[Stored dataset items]
* BEGIN *
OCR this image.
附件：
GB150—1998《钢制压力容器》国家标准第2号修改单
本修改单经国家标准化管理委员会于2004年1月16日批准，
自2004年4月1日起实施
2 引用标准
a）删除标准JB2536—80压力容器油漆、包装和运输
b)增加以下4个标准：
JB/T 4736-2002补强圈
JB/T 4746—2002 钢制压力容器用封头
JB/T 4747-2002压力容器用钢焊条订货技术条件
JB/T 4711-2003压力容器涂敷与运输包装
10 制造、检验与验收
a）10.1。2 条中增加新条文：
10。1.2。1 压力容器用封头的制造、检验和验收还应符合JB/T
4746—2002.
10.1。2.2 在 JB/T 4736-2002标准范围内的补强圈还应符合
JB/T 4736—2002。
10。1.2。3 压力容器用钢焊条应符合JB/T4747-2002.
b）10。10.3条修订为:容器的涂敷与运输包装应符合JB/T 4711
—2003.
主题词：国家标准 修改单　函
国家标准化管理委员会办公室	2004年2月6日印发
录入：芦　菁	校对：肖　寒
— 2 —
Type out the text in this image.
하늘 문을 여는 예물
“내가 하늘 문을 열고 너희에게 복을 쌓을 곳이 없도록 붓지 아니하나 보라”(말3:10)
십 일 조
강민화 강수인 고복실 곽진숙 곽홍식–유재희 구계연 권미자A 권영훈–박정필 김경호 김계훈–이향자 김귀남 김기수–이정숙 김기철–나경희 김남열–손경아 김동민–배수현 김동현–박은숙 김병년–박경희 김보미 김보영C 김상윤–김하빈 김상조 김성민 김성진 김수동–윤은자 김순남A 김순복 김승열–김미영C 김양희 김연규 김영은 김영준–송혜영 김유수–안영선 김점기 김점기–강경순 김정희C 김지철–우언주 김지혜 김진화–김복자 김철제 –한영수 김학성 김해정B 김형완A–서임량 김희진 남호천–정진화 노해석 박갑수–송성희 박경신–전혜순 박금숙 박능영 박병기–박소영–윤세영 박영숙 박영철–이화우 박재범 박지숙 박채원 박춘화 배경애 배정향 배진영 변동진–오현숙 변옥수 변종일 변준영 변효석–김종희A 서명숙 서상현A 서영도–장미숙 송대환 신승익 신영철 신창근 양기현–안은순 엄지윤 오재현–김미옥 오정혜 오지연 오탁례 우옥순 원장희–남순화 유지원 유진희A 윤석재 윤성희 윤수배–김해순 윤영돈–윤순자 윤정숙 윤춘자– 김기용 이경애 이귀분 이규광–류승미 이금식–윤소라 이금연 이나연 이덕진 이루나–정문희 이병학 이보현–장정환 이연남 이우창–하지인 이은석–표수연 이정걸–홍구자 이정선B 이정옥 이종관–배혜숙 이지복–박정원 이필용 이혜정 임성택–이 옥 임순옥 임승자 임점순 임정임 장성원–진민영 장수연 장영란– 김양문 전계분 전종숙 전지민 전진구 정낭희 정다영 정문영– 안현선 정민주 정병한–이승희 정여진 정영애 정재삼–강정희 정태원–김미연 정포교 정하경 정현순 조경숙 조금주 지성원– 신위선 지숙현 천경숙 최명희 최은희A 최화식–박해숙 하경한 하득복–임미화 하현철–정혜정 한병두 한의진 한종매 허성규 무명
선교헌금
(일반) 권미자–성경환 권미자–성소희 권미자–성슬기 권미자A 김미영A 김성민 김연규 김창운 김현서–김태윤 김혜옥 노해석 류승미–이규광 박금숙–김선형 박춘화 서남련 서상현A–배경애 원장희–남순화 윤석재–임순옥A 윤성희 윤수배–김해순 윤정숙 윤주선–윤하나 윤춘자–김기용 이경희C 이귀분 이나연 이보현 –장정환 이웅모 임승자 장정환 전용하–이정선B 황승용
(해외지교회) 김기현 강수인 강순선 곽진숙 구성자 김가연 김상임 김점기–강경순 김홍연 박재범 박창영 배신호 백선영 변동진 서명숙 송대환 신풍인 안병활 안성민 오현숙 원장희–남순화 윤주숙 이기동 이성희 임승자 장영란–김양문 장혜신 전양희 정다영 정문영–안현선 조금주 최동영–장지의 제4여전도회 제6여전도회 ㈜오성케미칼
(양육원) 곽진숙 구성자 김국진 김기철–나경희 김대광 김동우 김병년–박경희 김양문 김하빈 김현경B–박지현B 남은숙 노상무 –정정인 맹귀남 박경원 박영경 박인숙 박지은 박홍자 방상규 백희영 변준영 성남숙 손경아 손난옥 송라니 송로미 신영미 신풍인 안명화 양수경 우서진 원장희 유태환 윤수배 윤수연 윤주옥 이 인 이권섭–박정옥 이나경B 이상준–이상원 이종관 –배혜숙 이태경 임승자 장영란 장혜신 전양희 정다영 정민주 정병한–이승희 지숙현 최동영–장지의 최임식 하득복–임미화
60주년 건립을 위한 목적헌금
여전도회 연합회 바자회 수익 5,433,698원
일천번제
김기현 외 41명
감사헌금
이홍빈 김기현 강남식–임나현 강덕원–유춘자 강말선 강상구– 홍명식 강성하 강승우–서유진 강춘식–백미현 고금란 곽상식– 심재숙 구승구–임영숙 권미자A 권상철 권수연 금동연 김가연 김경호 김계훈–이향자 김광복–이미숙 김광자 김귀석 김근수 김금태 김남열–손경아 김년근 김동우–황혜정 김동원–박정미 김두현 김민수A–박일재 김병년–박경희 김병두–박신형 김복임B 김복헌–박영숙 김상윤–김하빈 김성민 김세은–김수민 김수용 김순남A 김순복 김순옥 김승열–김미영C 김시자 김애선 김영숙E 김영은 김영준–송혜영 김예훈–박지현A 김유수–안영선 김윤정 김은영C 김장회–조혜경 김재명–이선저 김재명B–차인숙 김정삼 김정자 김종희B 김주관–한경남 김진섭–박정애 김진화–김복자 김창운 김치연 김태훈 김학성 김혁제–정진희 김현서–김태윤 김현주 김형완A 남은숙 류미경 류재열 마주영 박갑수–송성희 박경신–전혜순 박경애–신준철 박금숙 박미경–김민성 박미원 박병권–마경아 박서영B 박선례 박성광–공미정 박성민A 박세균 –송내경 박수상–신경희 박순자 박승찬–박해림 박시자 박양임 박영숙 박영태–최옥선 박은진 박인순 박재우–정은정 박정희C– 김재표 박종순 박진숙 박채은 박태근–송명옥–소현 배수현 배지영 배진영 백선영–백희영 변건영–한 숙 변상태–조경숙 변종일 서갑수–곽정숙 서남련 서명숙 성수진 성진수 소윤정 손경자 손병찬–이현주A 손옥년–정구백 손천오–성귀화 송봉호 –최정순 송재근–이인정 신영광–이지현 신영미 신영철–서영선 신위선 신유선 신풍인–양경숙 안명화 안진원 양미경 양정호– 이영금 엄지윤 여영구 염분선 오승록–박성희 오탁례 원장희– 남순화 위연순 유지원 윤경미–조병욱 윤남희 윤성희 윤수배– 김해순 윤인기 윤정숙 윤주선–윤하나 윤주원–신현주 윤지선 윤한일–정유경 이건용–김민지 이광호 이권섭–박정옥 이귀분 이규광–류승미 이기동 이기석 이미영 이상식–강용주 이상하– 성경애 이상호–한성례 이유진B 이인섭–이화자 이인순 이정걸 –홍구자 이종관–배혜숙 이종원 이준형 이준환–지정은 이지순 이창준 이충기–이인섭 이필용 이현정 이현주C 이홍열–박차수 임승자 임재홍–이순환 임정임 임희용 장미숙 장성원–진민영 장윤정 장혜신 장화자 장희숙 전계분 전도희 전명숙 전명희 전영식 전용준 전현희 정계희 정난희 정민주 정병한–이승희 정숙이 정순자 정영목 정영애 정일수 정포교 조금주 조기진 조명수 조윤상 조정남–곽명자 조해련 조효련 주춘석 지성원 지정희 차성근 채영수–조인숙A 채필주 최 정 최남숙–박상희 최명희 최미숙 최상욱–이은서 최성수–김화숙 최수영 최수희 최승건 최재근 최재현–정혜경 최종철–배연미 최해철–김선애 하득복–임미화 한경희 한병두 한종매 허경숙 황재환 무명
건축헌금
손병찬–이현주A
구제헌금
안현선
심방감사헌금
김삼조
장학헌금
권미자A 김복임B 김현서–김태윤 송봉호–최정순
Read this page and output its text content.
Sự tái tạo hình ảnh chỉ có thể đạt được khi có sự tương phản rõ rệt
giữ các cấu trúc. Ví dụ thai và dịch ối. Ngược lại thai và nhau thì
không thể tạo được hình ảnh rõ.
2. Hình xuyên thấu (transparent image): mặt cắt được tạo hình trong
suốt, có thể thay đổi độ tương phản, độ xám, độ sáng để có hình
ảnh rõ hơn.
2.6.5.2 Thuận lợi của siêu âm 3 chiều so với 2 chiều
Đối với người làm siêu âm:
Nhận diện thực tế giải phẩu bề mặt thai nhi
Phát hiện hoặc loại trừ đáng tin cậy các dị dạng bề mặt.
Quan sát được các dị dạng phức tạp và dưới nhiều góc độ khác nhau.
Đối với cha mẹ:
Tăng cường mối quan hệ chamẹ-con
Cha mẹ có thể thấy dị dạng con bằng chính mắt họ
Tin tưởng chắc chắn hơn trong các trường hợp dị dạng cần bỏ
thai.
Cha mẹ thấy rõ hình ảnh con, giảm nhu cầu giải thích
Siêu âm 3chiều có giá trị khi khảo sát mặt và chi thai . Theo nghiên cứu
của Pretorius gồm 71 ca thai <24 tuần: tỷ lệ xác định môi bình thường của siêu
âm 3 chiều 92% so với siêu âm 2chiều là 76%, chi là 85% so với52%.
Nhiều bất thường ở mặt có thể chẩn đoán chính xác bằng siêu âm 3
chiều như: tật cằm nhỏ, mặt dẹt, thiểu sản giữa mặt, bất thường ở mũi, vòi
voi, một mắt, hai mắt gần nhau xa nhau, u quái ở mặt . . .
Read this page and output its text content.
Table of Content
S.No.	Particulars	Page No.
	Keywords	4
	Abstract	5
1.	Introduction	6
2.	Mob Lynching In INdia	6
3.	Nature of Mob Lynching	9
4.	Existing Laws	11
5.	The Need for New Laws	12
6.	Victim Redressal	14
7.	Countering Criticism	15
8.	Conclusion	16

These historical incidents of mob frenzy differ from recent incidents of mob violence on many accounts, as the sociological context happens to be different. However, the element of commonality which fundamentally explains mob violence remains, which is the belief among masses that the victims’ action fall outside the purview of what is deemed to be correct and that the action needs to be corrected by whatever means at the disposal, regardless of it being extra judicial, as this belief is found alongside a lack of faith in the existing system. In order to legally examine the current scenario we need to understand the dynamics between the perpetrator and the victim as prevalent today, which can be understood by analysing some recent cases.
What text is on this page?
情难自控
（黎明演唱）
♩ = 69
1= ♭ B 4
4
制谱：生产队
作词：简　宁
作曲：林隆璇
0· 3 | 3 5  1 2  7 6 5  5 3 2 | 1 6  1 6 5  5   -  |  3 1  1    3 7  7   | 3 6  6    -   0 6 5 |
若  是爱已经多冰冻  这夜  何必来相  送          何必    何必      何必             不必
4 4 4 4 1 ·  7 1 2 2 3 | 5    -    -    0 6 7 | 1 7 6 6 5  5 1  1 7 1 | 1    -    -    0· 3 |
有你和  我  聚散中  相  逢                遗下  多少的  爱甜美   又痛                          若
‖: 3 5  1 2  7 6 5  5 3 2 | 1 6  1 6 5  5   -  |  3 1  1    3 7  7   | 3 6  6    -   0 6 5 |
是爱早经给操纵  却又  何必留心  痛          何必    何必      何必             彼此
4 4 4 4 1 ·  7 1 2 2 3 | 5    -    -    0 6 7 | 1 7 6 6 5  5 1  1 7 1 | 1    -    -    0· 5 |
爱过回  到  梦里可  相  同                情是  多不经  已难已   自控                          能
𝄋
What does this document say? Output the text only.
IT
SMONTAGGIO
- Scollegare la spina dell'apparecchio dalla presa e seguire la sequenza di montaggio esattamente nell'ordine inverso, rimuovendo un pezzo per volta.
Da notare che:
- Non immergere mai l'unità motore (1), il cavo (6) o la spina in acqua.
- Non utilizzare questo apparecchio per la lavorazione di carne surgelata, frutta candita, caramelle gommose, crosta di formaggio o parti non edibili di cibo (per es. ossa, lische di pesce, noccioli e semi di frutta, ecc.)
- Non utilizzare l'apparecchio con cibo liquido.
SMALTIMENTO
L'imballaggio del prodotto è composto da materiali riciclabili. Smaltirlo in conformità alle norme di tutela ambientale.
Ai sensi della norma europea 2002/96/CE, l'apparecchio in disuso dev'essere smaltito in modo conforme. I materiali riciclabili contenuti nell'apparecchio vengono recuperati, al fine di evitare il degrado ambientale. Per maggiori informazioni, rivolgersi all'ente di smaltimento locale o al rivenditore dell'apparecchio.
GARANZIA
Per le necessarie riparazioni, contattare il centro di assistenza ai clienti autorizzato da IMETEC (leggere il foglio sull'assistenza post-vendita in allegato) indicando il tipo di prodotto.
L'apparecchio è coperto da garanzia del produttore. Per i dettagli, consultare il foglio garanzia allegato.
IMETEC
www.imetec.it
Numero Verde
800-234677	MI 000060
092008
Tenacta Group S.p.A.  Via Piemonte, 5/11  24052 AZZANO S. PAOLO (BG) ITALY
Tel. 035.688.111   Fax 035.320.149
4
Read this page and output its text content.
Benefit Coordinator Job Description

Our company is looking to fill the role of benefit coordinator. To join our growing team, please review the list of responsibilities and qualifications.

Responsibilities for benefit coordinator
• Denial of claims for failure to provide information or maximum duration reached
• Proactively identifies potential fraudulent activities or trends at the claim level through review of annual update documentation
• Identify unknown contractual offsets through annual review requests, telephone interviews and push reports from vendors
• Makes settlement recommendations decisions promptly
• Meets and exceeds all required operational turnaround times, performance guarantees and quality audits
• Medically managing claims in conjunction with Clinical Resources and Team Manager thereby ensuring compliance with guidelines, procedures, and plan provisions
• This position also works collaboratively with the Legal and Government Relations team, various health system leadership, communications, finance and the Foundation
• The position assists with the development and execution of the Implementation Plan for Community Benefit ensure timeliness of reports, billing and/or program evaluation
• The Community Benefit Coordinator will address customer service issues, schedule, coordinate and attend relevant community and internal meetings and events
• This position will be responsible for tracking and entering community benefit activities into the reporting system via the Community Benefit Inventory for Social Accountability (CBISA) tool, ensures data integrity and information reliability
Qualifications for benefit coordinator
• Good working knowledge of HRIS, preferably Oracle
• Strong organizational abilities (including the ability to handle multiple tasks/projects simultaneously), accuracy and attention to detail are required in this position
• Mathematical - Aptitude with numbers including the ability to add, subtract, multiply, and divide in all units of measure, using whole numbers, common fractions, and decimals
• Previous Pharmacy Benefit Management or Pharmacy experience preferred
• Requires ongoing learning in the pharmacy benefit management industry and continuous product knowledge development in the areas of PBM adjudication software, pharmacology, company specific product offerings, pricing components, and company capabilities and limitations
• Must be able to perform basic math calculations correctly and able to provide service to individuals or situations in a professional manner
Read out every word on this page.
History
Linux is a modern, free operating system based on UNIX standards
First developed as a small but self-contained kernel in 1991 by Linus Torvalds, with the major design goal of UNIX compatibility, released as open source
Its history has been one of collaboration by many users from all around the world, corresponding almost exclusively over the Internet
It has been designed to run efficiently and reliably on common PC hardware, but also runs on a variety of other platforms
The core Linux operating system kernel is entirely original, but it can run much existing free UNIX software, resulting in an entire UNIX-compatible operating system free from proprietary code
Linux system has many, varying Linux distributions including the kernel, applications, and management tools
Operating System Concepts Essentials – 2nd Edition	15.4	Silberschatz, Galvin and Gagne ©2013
* END *
EXERCISE PROMPT: Copy out all lines that carry the word "Linux".

ANSWER TO THE TASK:
Linux is a modern, free operating system based on UNIX standards
The core Linux operating system kernel is entirely original, but it can run much existing free UNIX software, resulting in an entire UNIX-compatible operating system free from proprietary code
Linux system has many, varying Linux distributions including the kernel, applications, and management tools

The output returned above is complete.